[Recorded data]
++++

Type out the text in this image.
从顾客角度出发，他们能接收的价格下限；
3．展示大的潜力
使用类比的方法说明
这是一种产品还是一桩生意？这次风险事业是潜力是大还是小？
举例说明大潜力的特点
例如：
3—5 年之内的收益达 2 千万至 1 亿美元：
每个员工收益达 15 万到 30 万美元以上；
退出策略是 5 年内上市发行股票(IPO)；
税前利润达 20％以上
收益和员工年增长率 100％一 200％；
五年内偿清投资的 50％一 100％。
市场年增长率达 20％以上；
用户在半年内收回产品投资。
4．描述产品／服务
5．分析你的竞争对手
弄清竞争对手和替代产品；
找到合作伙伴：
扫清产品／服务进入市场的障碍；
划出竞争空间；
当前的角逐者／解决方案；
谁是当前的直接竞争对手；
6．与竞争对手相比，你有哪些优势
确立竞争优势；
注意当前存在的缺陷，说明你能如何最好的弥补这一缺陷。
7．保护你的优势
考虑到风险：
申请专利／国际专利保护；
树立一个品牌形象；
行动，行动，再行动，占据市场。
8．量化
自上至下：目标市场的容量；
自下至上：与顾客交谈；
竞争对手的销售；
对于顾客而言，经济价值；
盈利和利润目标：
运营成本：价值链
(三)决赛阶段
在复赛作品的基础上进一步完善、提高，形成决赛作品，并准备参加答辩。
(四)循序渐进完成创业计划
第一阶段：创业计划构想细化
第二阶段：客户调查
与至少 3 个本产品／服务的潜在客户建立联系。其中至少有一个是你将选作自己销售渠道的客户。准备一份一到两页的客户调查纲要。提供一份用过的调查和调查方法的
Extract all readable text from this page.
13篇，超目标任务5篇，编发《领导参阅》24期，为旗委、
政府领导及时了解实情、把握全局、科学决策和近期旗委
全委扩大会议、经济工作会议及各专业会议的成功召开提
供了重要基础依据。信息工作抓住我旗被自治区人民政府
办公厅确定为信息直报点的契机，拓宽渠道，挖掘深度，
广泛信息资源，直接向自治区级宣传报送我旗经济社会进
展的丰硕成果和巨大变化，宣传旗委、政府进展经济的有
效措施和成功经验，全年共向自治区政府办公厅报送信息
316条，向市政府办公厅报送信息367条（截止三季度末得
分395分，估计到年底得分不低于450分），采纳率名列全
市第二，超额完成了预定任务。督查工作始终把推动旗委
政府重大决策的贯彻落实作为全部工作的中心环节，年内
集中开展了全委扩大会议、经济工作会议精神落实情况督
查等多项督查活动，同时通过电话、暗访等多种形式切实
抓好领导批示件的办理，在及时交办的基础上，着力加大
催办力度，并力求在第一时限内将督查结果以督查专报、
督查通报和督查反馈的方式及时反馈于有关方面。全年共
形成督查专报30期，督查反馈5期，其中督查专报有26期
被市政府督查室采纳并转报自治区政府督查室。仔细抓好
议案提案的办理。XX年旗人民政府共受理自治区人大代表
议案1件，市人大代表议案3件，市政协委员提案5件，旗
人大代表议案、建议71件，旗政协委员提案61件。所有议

++++

● Aim of the task
Copy down every line of the material above that includes the string "text".

● Result of the exercise
Type out the text in this image.
Extract all readable text from this page.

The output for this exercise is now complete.